INSTRUCTIONS FOR THE TASK — Only lines holding the string "What" are wanted; copy each one from the material.

###

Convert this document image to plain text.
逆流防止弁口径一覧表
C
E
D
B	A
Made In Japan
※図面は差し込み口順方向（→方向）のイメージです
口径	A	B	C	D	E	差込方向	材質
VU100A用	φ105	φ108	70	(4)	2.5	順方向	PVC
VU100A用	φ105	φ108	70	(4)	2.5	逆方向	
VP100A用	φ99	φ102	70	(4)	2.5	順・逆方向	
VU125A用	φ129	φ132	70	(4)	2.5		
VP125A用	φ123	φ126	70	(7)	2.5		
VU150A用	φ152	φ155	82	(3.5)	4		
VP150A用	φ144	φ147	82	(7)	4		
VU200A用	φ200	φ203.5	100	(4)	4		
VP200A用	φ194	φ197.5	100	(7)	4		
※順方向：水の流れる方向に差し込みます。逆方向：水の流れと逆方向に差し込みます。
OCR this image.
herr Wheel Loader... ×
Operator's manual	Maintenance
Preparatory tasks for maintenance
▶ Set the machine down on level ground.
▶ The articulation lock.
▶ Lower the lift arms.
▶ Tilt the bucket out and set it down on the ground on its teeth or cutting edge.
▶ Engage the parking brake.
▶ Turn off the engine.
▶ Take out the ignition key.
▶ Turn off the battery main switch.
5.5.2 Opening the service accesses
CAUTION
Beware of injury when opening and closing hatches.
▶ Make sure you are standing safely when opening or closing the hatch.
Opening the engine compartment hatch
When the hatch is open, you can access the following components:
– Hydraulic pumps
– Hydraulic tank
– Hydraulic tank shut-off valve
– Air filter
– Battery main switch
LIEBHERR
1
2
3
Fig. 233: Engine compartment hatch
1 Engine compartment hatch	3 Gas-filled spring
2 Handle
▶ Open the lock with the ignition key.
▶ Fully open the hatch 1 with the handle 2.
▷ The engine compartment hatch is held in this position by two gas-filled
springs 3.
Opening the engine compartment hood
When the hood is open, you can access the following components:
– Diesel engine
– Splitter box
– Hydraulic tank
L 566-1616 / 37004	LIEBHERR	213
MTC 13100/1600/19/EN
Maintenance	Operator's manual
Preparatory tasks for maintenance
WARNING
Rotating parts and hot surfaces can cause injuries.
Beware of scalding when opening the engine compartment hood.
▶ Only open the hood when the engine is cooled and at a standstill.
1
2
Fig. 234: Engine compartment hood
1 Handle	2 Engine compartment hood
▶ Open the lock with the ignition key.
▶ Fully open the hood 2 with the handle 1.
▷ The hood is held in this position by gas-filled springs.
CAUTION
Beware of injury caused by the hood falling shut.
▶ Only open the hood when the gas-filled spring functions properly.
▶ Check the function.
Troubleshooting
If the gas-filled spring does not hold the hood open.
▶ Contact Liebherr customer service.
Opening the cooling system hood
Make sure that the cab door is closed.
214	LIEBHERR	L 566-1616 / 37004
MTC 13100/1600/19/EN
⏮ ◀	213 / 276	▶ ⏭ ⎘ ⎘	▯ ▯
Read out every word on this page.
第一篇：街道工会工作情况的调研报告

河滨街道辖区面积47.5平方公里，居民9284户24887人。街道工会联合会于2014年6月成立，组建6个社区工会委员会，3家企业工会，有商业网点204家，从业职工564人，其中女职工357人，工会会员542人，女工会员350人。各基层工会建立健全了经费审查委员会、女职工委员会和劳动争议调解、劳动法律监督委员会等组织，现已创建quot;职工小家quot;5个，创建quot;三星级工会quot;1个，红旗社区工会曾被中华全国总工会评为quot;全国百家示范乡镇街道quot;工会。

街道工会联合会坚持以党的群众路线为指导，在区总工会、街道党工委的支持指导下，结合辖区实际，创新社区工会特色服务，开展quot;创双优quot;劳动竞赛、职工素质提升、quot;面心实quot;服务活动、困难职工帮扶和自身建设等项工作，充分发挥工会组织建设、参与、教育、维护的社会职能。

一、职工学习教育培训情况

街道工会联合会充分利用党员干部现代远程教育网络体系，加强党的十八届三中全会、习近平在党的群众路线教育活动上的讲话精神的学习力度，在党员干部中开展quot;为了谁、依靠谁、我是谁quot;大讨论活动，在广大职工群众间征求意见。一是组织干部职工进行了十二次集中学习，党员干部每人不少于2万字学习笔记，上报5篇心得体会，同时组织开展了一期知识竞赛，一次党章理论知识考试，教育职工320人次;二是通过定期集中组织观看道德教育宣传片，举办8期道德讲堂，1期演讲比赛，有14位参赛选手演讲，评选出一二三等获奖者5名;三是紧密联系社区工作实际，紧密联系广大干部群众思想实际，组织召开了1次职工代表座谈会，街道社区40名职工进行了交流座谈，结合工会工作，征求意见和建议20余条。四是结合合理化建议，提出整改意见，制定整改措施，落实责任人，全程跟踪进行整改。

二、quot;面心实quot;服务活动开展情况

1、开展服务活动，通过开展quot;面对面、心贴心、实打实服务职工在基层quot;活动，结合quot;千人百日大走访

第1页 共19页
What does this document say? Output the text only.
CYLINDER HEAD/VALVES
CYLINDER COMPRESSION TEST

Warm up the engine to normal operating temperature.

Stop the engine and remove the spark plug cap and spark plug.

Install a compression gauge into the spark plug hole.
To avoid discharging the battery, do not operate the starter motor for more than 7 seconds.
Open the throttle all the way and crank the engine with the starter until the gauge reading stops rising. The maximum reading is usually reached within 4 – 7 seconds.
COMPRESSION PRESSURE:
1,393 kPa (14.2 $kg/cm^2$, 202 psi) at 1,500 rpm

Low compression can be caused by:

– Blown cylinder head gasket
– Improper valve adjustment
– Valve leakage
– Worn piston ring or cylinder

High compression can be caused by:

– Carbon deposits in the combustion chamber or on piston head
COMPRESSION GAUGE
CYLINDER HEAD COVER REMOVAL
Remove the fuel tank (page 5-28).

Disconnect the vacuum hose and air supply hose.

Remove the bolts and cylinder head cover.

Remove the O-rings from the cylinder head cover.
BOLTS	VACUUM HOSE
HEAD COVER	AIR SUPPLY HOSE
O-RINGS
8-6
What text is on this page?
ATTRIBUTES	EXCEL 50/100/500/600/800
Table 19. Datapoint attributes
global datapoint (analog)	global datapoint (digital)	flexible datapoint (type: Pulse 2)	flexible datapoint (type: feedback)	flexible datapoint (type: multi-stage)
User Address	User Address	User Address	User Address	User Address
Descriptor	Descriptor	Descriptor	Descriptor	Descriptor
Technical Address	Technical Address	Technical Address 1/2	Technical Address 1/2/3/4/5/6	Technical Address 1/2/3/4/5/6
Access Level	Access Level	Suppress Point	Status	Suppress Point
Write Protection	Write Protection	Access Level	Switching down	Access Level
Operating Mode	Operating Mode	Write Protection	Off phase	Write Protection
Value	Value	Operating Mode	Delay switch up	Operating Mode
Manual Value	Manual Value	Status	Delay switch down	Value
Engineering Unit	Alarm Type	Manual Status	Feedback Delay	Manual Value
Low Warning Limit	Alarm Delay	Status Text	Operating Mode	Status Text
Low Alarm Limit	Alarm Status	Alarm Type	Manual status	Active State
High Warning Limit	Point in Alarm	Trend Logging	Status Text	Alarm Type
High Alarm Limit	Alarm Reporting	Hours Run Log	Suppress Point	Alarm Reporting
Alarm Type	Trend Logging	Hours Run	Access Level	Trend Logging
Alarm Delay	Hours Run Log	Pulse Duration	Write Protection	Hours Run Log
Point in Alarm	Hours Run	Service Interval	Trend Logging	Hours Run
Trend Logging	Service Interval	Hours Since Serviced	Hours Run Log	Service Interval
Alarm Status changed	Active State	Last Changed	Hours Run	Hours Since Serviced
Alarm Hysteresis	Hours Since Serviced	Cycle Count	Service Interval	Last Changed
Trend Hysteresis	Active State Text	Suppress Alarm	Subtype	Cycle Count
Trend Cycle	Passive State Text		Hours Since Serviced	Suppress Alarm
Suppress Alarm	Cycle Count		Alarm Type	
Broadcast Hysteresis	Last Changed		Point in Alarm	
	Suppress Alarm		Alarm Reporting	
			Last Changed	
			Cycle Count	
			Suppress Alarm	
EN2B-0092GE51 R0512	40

###

RESULT FOR THIS EXERCISE —
What does this document say? Output the text only.
What text is on this page?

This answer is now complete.